▶ _Objective_: Reproduce the listing that follows with no differences at all.
[START OF Stored data]
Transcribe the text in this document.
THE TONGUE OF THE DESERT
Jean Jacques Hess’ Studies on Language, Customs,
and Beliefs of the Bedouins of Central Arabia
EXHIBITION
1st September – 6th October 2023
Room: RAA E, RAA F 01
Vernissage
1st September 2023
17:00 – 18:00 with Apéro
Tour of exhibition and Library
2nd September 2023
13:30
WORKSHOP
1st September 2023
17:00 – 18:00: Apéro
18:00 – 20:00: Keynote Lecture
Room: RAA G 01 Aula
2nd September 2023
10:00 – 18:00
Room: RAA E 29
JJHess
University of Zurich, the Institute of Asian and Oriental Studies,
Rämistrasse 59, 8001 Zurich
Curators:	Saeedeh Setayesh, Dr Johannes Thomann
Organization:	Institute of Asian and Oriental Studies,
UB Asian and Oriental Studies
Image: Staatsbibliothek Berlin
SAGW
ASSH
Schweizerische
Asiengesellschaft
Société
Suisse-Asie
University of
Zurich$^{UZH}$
[END OF Stored data]
▶ _Result of the exercise_:
Transcribe the text in this document.
THE TONGUE OF THE DESERT
Jean Jacques Hess’ Studies on Language, Customs,
and Beliefs of the Bedouins of Central Arabia
EXHIBITION
1st September – 6th October 2023
Room: RAA E, RAA F 01
Vernissage
1st September 2023
17:00 – 18:00 with Apéro
Tour of exhibition and Library
2nd September 2023
13:30
WORKSHOP
1st September 2023
17:00 – 18:00: Apéro
18:00 – 20:00: Keynote Lecture
Room: RAA G 01 Aula
2nd September 2023
10:00 – 18:00
Room: RAA E 29
JJHess
University of Zurich, the Institute of Asian and Oriental Studies,
Rämistrasse 59, 8001 Zurich
Curators:	Saeedeh Setayesh, Dr Johannes Thomann
Organization:	Institute of Asian and Oriental Studies,
UB Asian and Oriental Studies
Image: Staatsbibliothek Berlin
SAGW
ASSH
Schweizerische
Asiengesellschaft
Société
Suisse-Asie
University of
Zurich$^{UZH}$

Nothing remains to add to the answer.